SHORT TASK
Write out the whole listing again, exactly.

— START RECORDS FOR THIS EXERCISE —

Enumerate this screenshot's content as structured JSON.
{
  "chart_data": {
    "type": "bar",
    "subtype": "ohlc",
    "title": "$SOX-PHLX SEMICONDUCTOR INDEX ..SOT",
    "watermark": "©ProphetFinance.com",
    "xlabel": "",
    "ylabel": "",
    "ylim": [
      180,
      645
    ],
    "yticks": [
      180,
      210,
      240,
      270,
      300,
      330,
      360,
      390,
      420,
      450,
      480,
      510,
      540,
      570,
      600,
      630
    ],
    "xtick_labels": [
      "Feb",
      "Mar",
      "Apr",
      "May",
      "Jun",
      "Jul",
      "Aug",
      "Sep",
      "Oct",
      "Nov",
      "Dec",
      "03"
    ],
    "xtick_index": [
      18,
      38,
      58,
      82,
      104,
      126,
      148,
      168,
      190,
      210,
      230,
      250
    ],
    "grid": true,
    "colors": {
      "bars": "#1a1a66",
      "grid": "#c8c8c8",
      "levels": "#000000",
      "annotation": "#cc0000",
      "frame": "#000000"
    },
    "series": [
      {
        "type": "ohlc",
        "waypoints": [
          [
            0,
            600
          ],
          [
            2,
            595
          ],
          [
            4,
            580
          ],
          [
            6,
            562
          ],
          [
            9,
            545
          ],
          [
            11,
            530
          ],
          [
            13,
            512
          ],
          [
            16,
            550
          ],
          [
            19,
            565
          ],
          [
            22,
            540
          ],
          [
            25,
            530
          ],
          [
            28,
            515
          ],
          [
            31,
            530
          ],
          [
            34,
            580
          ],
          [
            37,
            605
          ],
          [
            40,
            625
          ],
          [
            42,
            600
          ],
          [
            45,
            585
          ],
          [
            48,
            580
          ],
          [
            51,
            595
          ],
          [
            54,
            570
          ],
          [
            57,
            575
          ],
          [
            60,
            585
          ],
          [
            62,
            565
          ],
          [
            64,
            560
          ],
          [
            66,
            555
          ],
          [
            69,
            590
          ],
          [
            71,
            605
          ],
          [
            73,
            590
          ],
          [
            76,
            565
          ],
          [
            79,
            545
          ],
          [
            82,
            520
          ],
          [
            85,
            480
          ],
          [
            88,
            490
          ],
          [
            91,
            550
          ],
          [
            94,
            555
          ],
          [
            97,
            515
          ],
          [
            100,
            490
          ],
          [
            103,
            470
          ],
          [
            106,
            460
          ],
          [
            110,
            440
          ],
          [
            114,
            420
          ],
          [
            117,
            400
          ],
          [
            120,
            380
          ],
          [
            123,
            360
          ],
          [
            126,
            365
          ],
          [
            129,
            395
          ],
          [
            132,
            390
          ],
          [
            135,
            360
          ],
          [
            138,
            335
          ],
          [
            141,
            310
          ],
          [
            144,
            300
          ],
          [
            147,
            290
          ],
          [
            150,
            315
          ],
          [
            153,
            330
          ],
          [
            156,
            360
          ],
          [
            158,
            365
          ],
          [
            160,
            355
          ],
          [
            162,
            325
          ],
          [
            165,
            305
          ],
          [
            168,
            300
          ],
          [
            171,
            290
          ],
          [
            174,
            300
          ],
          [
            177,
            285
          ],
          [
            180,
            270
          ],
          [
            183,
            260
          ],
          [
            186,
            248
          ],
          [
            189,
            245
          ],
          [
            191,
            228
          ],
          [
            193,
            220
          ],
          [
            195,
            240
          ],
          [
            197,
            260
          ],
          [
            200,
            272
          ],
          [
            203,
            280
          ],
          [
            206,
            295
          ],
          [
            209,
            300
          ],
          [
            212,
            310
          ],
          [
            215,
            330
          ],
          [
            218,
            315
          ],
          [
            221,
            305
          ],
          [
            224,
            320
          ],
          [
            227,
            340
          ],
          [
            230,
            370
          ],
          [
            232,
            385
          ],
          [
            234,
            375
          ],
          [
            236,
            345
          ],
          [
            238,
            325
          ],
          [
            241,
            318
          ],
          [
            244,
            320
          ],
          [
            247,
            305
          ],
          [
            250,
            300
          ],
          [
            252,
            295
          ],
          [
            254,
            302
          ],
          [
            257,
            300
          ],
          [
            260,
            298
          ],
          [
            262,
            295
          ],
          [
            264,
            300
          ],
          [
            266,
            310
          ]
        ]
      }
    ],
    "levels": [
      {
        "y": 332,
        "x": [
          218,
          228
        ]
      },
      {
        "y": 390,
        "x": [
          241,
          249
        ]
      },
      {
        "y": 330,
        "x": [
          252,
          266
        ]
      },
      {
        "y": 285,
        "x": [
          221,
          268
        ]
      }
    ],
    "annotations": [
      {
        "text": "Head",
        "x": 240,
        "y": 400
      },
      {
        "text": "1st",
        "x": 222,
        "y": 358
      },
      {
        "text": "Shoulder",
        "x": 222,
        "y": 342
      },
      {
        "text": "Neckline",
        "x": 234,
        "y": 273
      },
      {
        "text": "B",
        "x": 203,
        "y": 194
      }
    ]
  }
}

— END RECORDS FOR THIS EXERCISE —

SOLUTION TO THIS TASK
Enumerate this screenshot's content as structured JSON.
{
  "chart_data": {
    "type": "bar",
    "subtype": "ohlc",
    "title": "$SOX-PHLX SEMICONDUCTOR INDEX ..SOT",
    "watermark": "©ProphetFinance.com",
    "xlabel": "",
    "ylabel": "",
    "ylim": [
      180,
      645
    ],
    "yticks": [
      180,
      210,
      240,
      270,
      300,
      330,
      360,
      390,
      420,
      450,
      480,
      510,
      540,
      570,
      600,
      630
    ],
    "xtick_labels": [
      "Feb",
      "Mar",
      "Apr",
      "May",
      "Jun",
      "Jul",
      "Aug",
      "Sep",
      "Oct",
      "Nov",
      "Dec",
      "03"
    ],
    "xtick_index": [
      18,
      38,
      58,
      82,
      104,
      126,
      148,
      168,
      190,
      210,
      230,
      250
    ],
    "grid": true,
    "colors": {
      "bars": "#1a1a66",
      "grid": "#c8c8c8",
      "levels": "#000000",
      "annotation": "#cc0000",
      "frame": "#000000"
    },
    "series": [
      {
        "type": "ohlc",
        "waypoints": [
          [
            0,
            600
          ],
          [
            2,
            595
          ],
          [
            4,
            580
          ],
          [
            6,
            562
          ],
          [
            9,
            545
          ],
          [
            11,
            530
          ],
          [
            13,
            512
          ],
          [
            16,
            550
          ],
          [
            19,
            565
          ],
          [
            22,
            540
          ],
          [
            25,
            530
          ],
          [
            28,
            515
          ],
          [
            31,
            530
          ],
          [
            34,
            580
          ],
          [
            37,
            605
          ],
          [
            40,
            625
          ],
          [
            42,
            600
          ],
          [
            45,
            585
          ],
          [
            48,
            580
          ],
          [
            51,
            595
          ],
          [
            54,
            570
          ],
          [
            57,
            575
          ],
          [
            60,
            585
          ],
          [
            62,
            565
          ],
          [
            64,
            560
          ],
          [
            66,
            555
          ],
          [
            69,
            590
          ],
          [
            71,
            605
          ],
          [
            73,
            590
          ],
          [
            76,
            565
          ],
          [
            79,
            545
          ],
          [
            82,
            520
          ],
          [
            85,
            480
          ],
          [
            88,
            490
          ],
          [
            91,
            550
          ],
          [
            94,
            555
          ],
          [
            97,
            515
          ],
          [
            100,
            490
          ],
          [
            103,
            470
          ],
          [
            106,
            460
          ],
          [
            110,
            440
          ],
          [
            114,
            420
          ],
          [
            117,
            400
          ],
          [
            120,
            380
          ],
          [
            123,
            360
          ],
          [
            126,
            365
          ],
          [
            129,
            395
          ],
          [
            132,
            390
          ],
          [
            135,
            360
          ],
          [
            138,
            335
          ],
          [
            141,
            310
          ],
          [
            144,
            300
          ],
          [
            147,
            290
          ],
          [
            150,
            315
          ],
          [
            153,
            330
          ],
          [
            156,
            360
          ],
          [
            158,
            365
          ],
          [
            160,
            355
          ],
          [
            162,
            325
          ],
          [
            165,
            305
          ],
          [
            168,
            300
          ],
          [
            171,
            290
          ],
          [
            174,
            300
          ],
          [
            177,
            285
          ],
          [
            180,
            270
          ],
          [
            183,
            260
          ],
          [
            186,
            248
          ],
          [
            189,
            245
          ],
          [
            191,
            228
          ],
          [
            193,
            220
          ],
          [
            195,
            240
          ],
          [
            197,
            260
          ],
          [
            200,
            272
          ],
          [
            203,
            280
          ],
          [
            206,
            295
          ],
          [
            209,
            300
          ],
          [
            212,
            310
          ],
          [
            215,
            330
          ],
          [
            218,
            315
          ],
          [
            221,
            305
          ],
          [
            224,
            320
          ],
          [
            227,
            340
          ],
          [
            230,
            370
          ],
          [
            232,
            385
          ],
          [
            234,
            375
          ],
          [
            236,
            345
          ],
          [
            238,
            325
          ],
          [
            241,
            318
          ],
          [
            244,
            320
          ],
          [
            247,
            305
          ],
          [
            250,
            300
          ],
          [
            252,
            295
          ],
          [
            254,
            302
          ],
          [
            257,
            300
          ],
          [
            260,
            298
          ],
          [
            262,
            295
          ],
          [
            264,
            300
          ],
          [
            266,
            310
          ]
        ]
      }
    ],
    "levels": [
      {
        "y": 332,
        "x": [
          218,
          228
        ]
      },
      {
        "y": 390,
        "x": [
          241,
          249
        ]
      },
      {
        "y": 330,
        "x": [
          252,
          266
        ]
      },
      {
        "y": 285,
        "x": [
          221,
          268
        ]
      }
    ],
    "annotations": [
      {
        "text": "Head",
        "x": 240,
        "y": 400
      },
      {
        "text": "1st",
        "x": 222,
        "y": 358
      },
      {
        "text": "Shoulder",
        "x": 222,
        "y": 342
      },
      {
        "text": "Neckline",
        "x": 234,
        "y": 273
      },
      {
        "text": "B",
        "x": 203,
        "y": 194
      }
    ]
  }
}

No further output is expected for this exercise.